INFORMATION SUPPLIED =
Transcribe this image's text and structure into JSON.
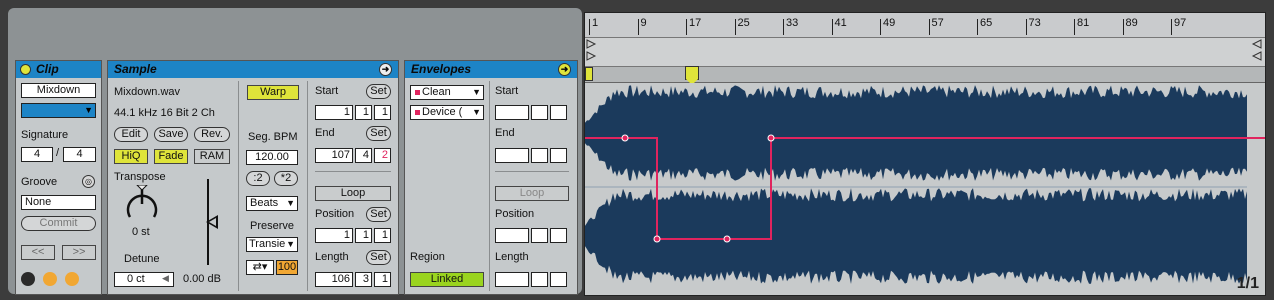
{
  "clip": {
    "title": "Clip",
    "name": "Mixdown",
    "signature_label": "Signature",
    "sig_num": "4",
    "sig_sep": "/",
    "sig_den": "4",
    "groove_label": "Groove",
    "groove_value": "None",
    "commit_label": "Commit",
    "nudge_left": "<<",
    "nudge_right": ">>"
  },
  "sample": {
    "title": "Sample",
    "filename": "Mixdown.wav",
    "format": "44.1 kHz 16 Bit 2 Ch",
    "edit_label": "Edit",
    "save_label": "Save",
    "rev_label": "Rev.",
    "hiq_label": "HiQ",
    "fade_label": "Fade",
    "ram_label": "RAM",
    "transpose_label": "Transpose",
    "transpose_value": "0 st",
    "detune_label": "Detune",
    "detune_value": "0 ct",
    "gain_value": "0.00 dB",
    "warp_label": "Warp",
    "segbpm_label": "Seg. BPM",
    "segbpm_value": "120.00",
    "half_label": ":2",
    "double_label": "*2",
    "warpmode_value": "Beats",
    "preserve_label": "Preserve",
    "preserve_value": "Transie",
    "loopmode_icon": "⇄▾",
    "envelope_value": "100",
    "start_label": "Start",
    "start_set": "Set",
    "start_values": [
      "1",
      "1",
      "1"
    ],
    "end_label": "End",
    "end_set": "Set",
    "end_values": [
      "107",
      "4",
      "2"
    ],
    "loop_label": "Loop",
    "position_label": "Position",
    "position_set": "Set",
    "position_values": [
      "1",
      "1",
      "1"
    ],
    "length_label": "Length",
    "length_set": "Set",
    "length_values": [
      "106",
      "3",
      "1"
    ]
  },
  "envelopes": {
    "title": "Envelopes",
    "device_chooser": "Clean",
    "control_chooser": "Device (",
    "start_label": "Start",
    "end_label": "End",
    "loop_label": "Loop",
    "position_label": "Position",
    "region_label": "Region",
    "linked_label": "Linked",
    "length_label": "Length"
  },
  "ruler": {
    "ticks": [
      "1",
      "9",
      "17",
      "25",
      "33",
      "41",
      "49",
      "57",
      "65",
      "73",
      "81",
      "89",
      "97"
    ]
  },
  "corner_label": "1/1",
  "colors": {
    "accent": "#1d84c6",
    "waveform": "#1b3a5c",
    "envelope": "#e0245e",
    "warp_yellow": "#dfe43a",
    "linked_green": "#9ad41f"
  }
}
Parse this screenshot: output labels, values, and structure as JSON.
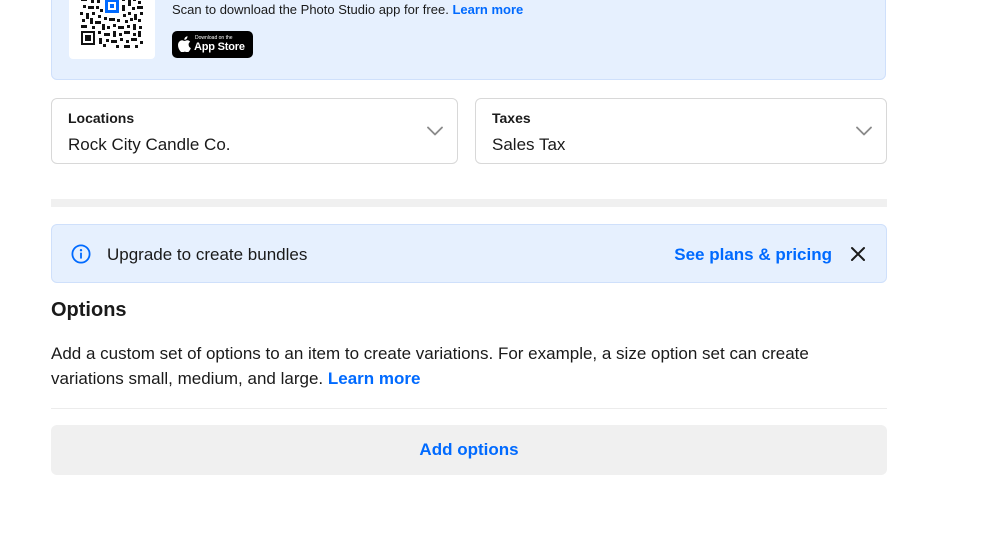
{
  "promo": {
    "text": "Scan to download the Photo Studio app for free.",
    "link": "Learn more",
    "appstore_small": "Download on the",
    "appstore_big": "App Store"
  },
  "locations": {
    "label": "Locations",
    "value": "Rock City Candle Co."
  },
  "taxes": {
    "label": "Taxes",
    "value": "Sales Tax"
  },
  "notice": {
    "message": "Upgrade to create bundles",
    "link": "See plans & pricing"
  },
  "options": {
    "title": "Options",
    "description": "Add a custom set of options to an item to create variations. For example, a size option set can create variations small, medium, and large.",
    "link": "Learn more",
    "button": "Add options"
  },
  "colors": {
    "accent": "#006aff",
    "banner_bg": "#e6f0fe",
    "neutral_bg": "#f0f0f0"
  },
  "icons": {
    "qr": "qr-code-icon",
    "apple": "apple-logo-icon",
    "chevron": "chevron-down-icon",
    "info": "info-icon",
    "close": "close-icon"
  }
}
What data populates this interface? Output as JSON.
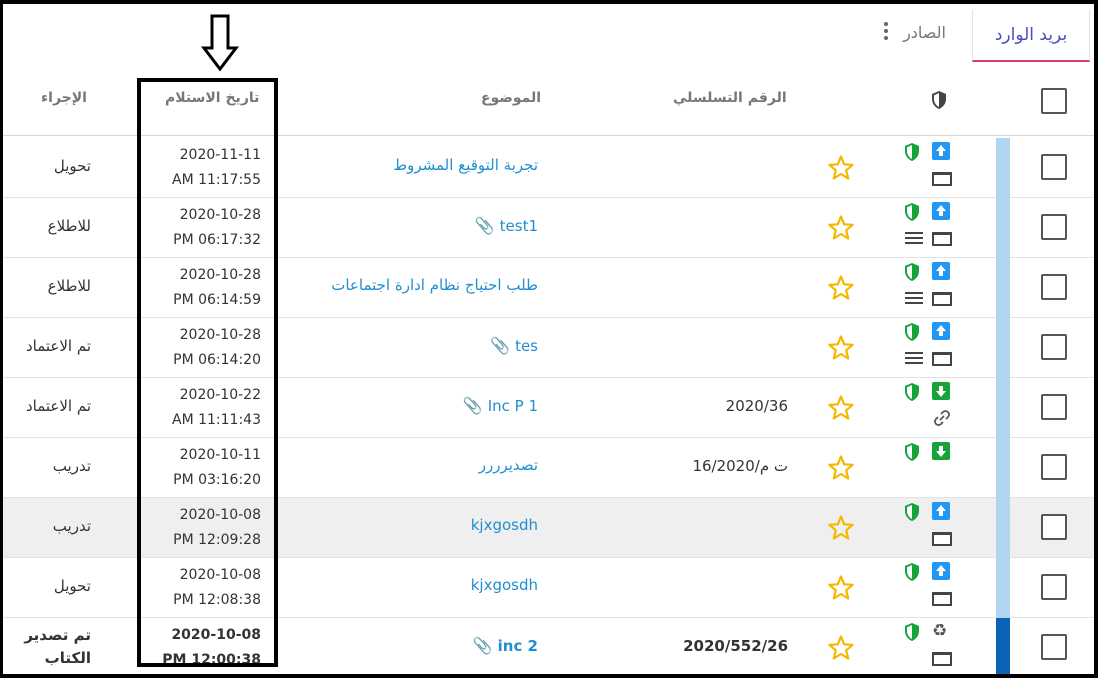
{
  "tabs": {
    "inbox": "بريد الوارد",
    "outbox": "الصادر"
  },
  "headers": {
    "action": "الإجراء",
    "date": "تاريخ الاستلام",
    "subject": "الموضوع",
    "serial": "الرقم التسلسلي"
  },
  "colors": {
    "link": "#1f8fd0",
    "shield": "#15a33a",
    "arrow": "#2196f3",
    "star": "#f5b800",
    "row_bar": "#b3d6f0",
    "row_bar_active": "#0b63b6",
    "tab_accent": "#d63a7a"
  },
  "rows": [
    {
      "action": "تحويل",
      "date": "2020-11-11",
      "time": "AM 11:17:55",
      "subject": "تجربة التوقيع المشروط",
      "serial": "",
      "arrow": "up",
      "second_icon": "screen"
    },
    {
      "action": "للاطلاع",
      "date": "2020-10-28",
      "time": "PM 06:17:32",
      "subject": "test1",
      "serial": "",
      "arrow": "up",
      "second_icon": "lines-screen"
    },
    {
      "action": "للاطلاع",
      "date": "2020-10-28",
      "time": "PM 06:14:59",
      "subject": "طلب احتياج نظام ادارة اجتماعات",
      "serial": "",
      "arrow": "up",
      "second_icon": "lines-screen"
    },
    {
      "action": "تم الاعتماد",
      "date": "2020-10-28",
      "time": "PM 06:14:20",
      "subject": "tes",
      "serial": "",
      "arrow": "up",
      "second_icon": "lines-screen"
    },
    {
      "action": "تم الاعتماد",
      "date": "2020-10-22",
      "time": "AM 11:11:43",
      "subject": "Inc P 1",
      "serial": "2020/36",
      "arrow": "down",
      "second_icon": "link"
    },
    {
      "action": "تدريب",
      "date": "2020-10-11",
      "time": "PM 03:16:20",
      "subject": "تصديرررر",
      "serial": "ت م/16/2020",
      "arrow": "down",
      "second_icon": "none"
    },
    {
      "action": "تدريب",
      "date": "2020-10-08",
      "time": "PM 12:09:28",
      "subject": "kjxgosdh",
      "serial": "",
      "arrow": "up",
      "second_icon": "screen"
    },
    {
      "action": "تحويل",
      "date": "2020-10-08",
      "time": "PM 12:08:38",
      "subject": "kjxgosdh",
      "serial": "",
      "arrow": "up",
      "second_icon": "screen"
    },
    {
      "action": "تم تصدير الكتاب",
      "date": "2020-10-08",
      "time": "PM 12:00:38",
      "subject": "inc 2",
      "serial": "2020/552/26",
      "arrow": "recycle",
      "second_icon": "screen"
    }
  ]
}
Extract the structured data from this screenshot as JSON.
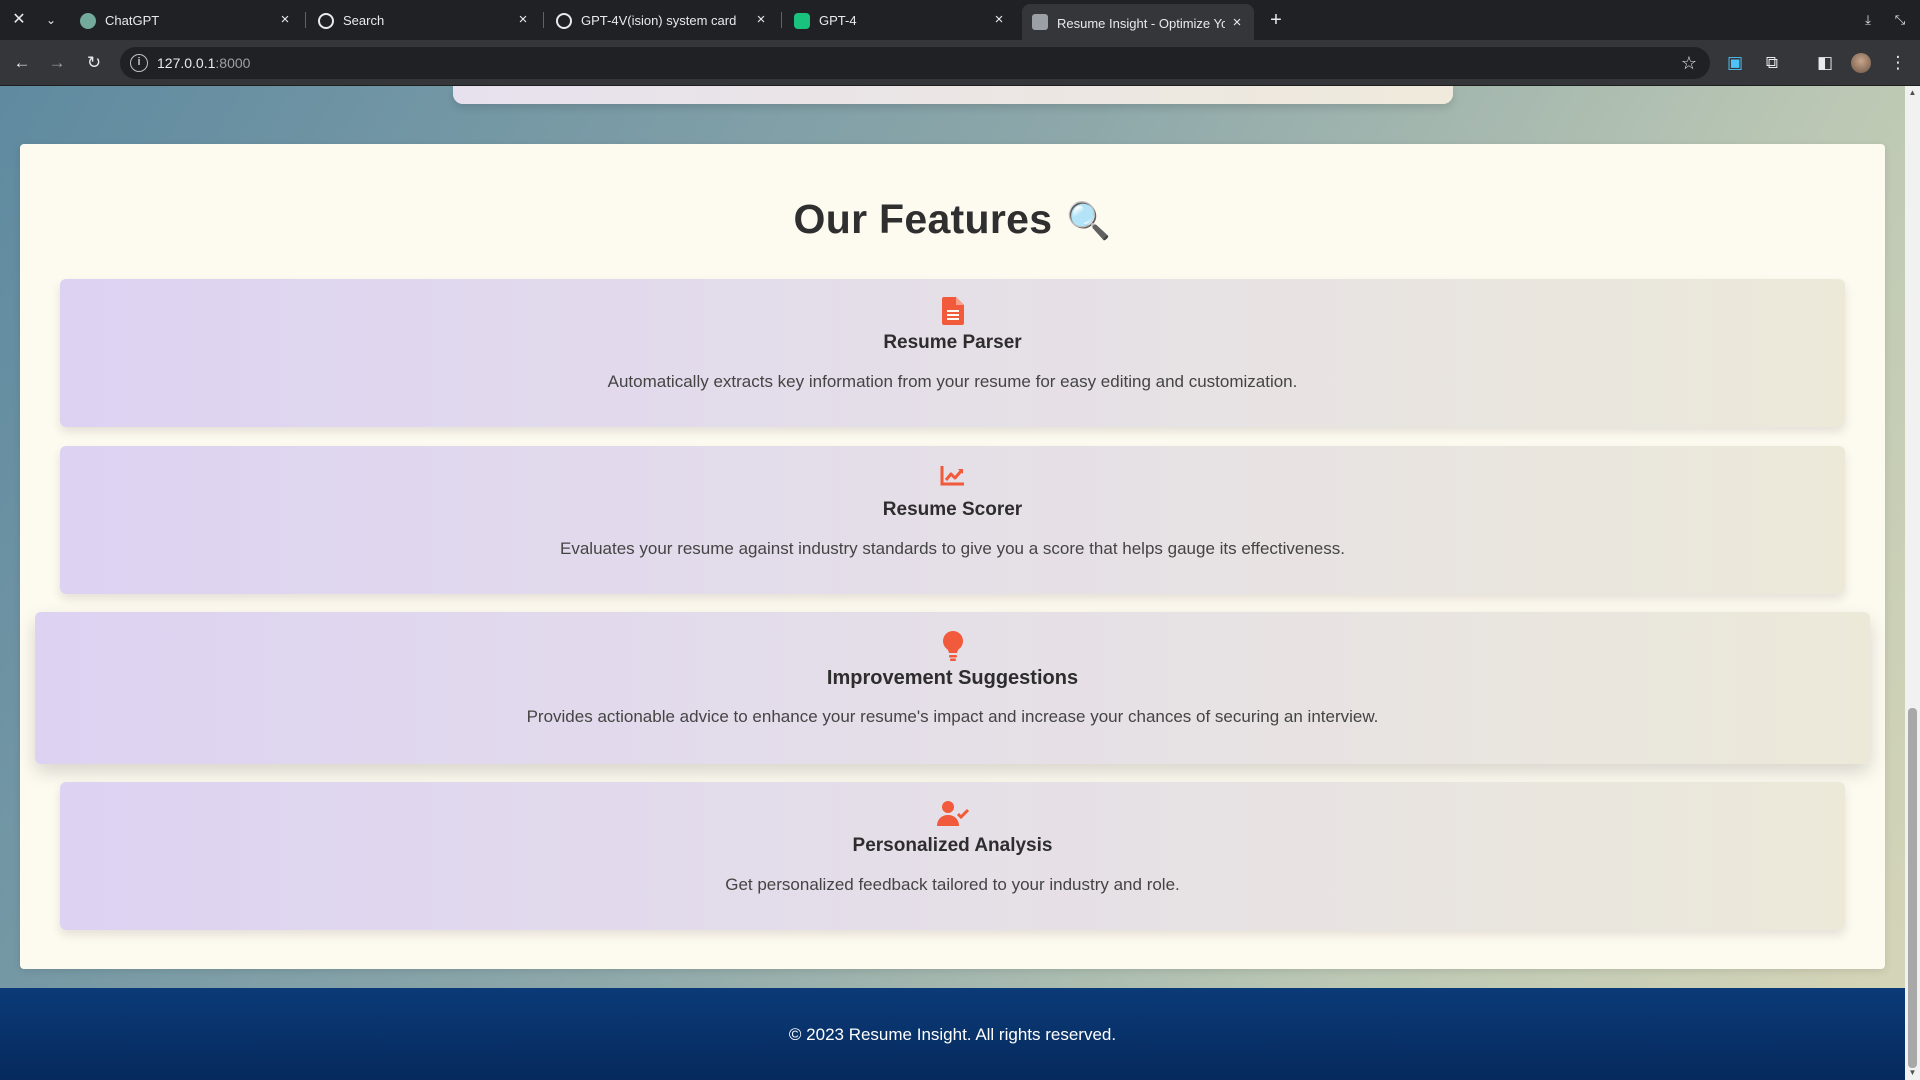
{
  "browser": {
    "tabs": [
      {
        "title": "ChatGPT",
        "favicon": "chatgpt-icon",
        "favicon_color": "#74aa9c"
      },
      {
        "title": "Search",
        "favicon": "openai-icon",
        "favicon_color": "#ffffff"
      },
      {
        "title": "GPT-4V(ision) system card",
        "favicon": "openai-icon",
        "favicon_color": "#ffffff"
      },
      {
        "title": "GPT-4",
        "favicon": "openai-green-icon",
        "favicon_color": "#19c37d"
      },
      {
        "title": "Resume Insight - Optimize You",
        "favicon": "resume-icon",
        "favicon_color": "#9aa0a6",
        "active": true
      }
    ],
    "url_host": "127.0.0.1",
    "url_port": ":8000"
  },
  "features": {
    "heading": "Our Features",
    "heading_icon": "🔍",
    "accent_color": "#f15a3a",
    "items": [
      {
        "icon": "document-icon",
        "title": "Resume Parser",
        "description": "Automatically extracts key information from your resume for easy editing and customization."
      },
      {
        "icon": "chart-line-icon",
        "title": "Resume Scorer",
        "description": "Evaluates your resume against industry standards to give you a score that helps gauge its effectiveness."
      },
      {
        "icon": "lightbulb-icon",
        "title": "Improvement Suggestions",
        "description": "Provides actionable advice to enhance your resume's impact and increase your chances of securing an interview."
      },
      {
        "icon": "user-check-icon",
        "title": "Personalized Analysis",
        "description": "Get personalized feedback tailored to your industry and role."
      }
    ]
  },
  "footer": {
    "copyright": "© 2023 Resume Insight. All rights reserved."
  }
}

AIM =
Show the lines of the data that hold the word "your".

COMPLETE ANSWER =
        "description": "Automatically extracts key information from your resume for easy editing and customization."
        "description": "Evaluates your resume against industry standards to give you a score that helps gauge its effectiveness."
        "description": "Provides actionable advice to enhance your resume's impact and increase your chances of securing an interview."
        "description": "Get personalized feedback tailored to your industry and role."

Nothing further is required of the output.